A series of records

+ + +

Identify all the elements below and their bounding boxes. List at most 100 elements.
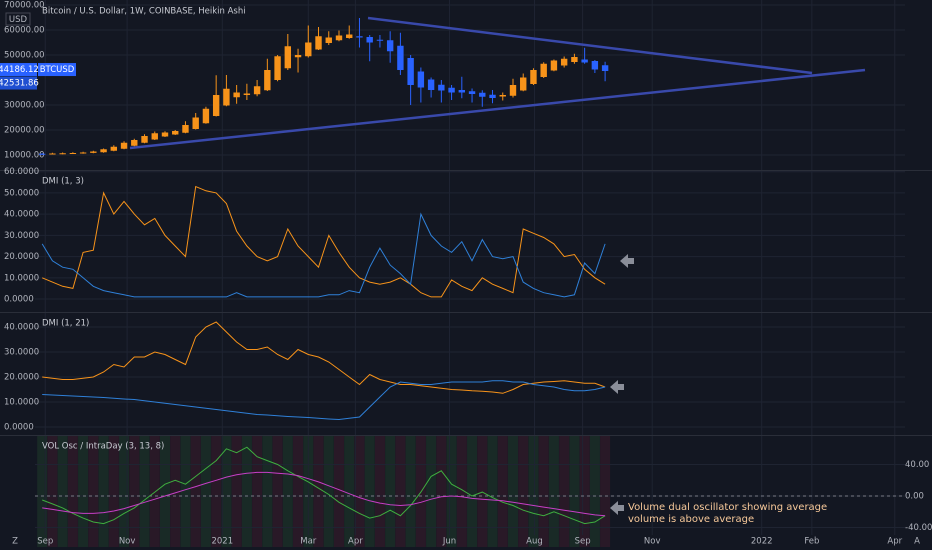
candle-body (120, 142, 128, 149)
volume-band (170, 436, 181, 547)
volume-band (231, 436, 242, 547)
x-tick-label: Nov (119, 537, 136, 547)
volume-band (293, 436, 304, 547)
volume-band (323, 436, 334, 547)
candle-body (356, 36, 363, 38)
volume-band (477, 436, 488, 547)
toolbar-label[interactable]: Z (12, 537, 18, 547)
annotation: Volume dual oscillator showing average v… (628, 502, 828, 525)
y-tick-label: 50000.00 (4, 51, 45, 61)
candle-body (79, 152, 87, 154)
symbol-label: BTCUSD (40, 65, 75, 75)
candle-body (427, 79, 435, 90)
volume-band (98, 436, 109, 547)
y-tick-label: 30.0000 (4, 348, 39, 358)
trendline (129, 68, 866, 150)
y-tick-label: 10000.00 (4, 151, 45, 161)
volume-band (374, 436, 385, 547)
volume-band (589, 436, 600, 547)
candle-body (264, 70, 271, 91)
volume-band (282, 436, 293, 547)
volume-band (354, 436, 365, 547)
candle-body (305, 42, 312, 57)
y-tick-label: 70000.00 (4, 1, 45, 11)
candle-body (161, 132, 169, 137)
volume-band (385, 436, 396, 547)
x-tick-label: Jun (442, 537, 456, 547)
y-tick-label: 60.0000 (4, 167, 39, 177)
volume-band (159, 436, 170, 547)
volume-band (436, 436, 447, 547)
candle-body (458, 90, 466, 93)
candle-body (274, 56, 281, 80)
candle-body (591, 61, 599, 70)
price-label: 42531.86 (0, 79, 39, 89)
y-tick-label: 40.0000 (4, 323, 39, 333)
series-line (42, 185, 606, 298)
y-tick-label: 60000.00 (4, 26, 45, 36)
y-tick-label: 20.0000 (4, 373, 39, 383)
candle-body (581, 59, 588, 63)
candle-body (540, 63, 547, 77)
y-tick-label: 40.0000 (4, 210, 39, 220)
volume-band (78, 436, 89, 547)
y-tick-label: 0.0000 (4, 423, 34, 433)
price-label-box (0, 63, 37, 77)
series-line (41, 212, 606, 298)
series-line (42, 446, 606, 525)
series-line (42, 380, 606, 421)
arrow (610, 501, 624, 515)
volume-band (559, 436, 570, 547)
candle-body (192, 117, 199, 129)
candle-body (100, 149, 107, 153)
candle-body (550, 60, 558, 71)
volume-band (507, 436, 518, 547)
currency-label: USD (9, 15, 28, 25)
volume-band (252, 436, 263, 547)
volume-band (262, 436, 273, 547)
x-tick-label: Apr (887, 537, 902, 547)
candle-body (448, 87, 455, 93)
x-tick-label: Aug (526, 537, 543, 547)
arrow (620, 254, 634, 268)
volume-band (405, 436, 416, 547)
candle-body (172, 131, 179, 135)
currency-box (5, 12, 31, 26)
volume-band (538, 436, 549, 547)
volume-band (456, 436, 467, 547)
x-tick-label: Sep (575, 537, 591, 547)
candle-body (520, 77, 527, 91)
pane-title: DMI (1, 3) (42, 177, 84, 187)
candle-body (530, 70, 537, 84)
pane-title: VOL Osc / IntraDay (3, 13, 8) (42, 442, 164, 452)
x-tick-label: Sep (37, 537, 53, 547)
candle-body (151, 133, 158, 140)
candle-body (397, 45, 404, 70)
y-tick-label: 10.0000 (4, 398, 39, 408)
symbol-box (38, 63, 76, 77)
y-tick-label: 30000.00 (4, 101, 45, 111)
toolbar-label[interactable]: A (914, 537, 920, 547)
x-tick-label: Mar (300, 537, 317, 547)
price-label-box (0, 76, 37, 90)
volume-band (344, 436, 355, 547)
volume-band (67, 436, 78, 547)
volume-band (364, 436, 375, 547)
volume-band (548, 436, 559, 547)
volume-band (88, 436, 99, 547)
candle-body (223, 88, 230, 106)
volume-band (119, 436, 130, 547)
volume-band (313, 436, 324, 547)
candle-body (59, 153, 66, 155)
candle-body (38, 153, 46, 155)
volume-band (129, 436, 140, 547)
y-tick-label: 20000.00 (4, 126, 45, 136)
candle-body (346, 34, 353, 38)
trendline (367, 16, 813, 75)
candle-body (376, 39, 384, 41)
price-label: 44186.12 (0, 65, 39, 75)
candle-body (417, 71, 425, 88)
candle-body (253, 86, 261, 95)
candle-body (509, 85, 517, 96)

+ + +

* **Task statement**
Format every line above as a numbered list, omitting blank lines and leaving out the pictures.

* **Answer for the task**
1. Identify all the elements below and their bounding boxes. List at most 100 elements.
2. candle-body (120, 142, 128, 149)
3. volume-band (170, 436, 181, 547)
4. volume-band (231, 436, 242, 547)
5. x-tick-label: Nov (119, 537, 136, 547)
6. volume-band (293, 436, 304, 547)
7. volume-band (323, 436, 334, 547)
8. candle-body (356, 36, 363, 38)
9. volume-band (477, 436, 488, 547)
10. toolbar-label[interactable]: Z (12, 537, 18, 547)
11. annotation: Volume dual oscillator showing average v… (628, 502, 828, 525)
12. y-tick-label: 50000.00 (4, 51, 45, 61)
13. candle-body (79, 152, 87, 154)
14. symbol-label: BTCUSD (40, 65, 75, 75)
15. candle-body (427, 79, 435, 90)
16. volume-band (98, 436, 109, 547)
17. y-tick-label: 30.0000 (4, 348, 39, 358)
18. trendline (129, 68, 866, 150)
19. y-tick-label: 10000.00 (4, 151, 45, 161)
20. volume-band (374, 436, 385, 547)
21. volume-band (589, 436, 600, 547)
22. candle-body (264, 70, 271, 91)
23. volume-band (282, 436, 293, 547)
24. volume-band (354, 436, 365, 547)
25. candle-body (305, 42, 312, 57)
26. y-tick-label: 70000.00 (4, 1, 45, 11)
27. candle-body (161, 132, 169, 137)
28. volume-band (385, 436, 396, 547)
29. x-tick-label: Jun (442, 537, 456, 547)
30. y-tick-label: 60.0000 (4, 167, 39, 177)
31. volume-band (159, 436, 170, 547)
32. volume-band (436, 436, 447, 547)
33. candle-body (458, 90, 466, 93)
34. candle-body (274, 56, 281, 80)
35. candle-body (591, 61, 599, 70)
36. price-label: 42531.86 (0, 79, 39, 89)
37. y-tick-label: 40.0000 (4, 323, 39, 333)
38. series-line (42, 185, 606, 298)
39. y-tick-label: 60000.00 (4, 26, 45, 36)
40. y-tick-label: 20.0000 (4, 373, 39, 383)
41. candle-body (581, 59, 588, 63)
42. candle-body (540, 63, 547, 77)
43. y-tick-label: 40.0000 (4, 210, 39, 220)
44. volume-band (78, 436, 89, 547)
45. y-tick-label: 0.0000 (4, 423, 34, 433)
46. price-label-box (0, 63, 37, 77)
47. series-line (41, 212, 606, 298)
48. series-line (42, 446, 606, 525)
49. series-line (42, 380, 606, 421)
50. arrow (610, 501, 624, 515)
51. volume-band (559, 436, 570, 547)
52. candle-body (192, 117, 199, 129)
53. candle-body (100, 149, 107, 153)
54. candle-body (550, 60, 558, 71)
55. volume-band (507, 436, 518, 547)
56. currency-label: USD (9, 15, 28, 25)
57. volume-band (252, 436, 263, 547)
58. volume-band (262, 436, 273, 547)
59. x-tick-label: Apr (887, 537, 902, 547)
60. candle-body (448, 87, 455, 93)
61. x-tick-label: Aug (526, 537, 543, 547)
62. arrow (620, 254, 634, 268)
63. volume-band (405, 436, 416, 547)
64. candle-body (172, 131, 179, 135)
65. currency-box (5, 12, 31, 26)
66. volume-band (538, 436, 549, 547)
67. volume-band (456, 436, 467, 547)
68. x-tick-label: Sep (575, 537, 591, 547)
69. candle-body (520, 77, 527, 91)
70. pane-title: DMI (1, 3) (42, 177, 84, 187)
71. candle-body (530, 70, 537, 84)
72. pane-title: VOL Osc / IntraDay (3, 13, 8) (42, 442, 164, 452)
73. x-tick-label: Sep (37, 537, 53, 547)
74. candle-body (151, 133, 158, 140)
75. candle-body (397, 45, 404, 70)
76. y-tick-label: 10.0000 (4, 398, 39, 408)
77. symbol-box (38, 63, 76, 77)
78. y-tick-label: 30000.00 (4, 101, 45, 111)
79. toolbar-label[interactable]: A (914, 537, 920, 547)
80. x-tick-label: Mar (300, 537, 317, 547)
81. price-label-box (0, 76, 37, 90)
82. volume-band (344, 436, 355, 547)
83. volume-band (67, 436, 78, 547)
84. volume-band (364, 436, 375, 547)
85. volume-band (548, 436, 559, 547)
86. volume-band (88, 436, 99, 547)
87. candle-body (223, 88, 230, 106)
88. volume-band (119, 436, 130, 547)
89. volume-band (313, 436, 324, 547)
90. candle-body (59, 153, 66, 155)
91. candle-body (38, 153, 46, 155)
92. volume-band (129, 436, 140, 547)
93. y-tick-label: 20000.00 (4, 126, 45, 136)
94. candle-body (346, 34, 353, 38)
95. trendline (367, 16, 813, 75)
96. candle-body (376, 39, 384, 41)
97. price-label: 44186.12 (0, 65, 39, 75)
98. candle-body (417, 71, 425, 88)
99. candle-body (253, 86, 261, 95)
100. candle-body (509, 85, 517, 96)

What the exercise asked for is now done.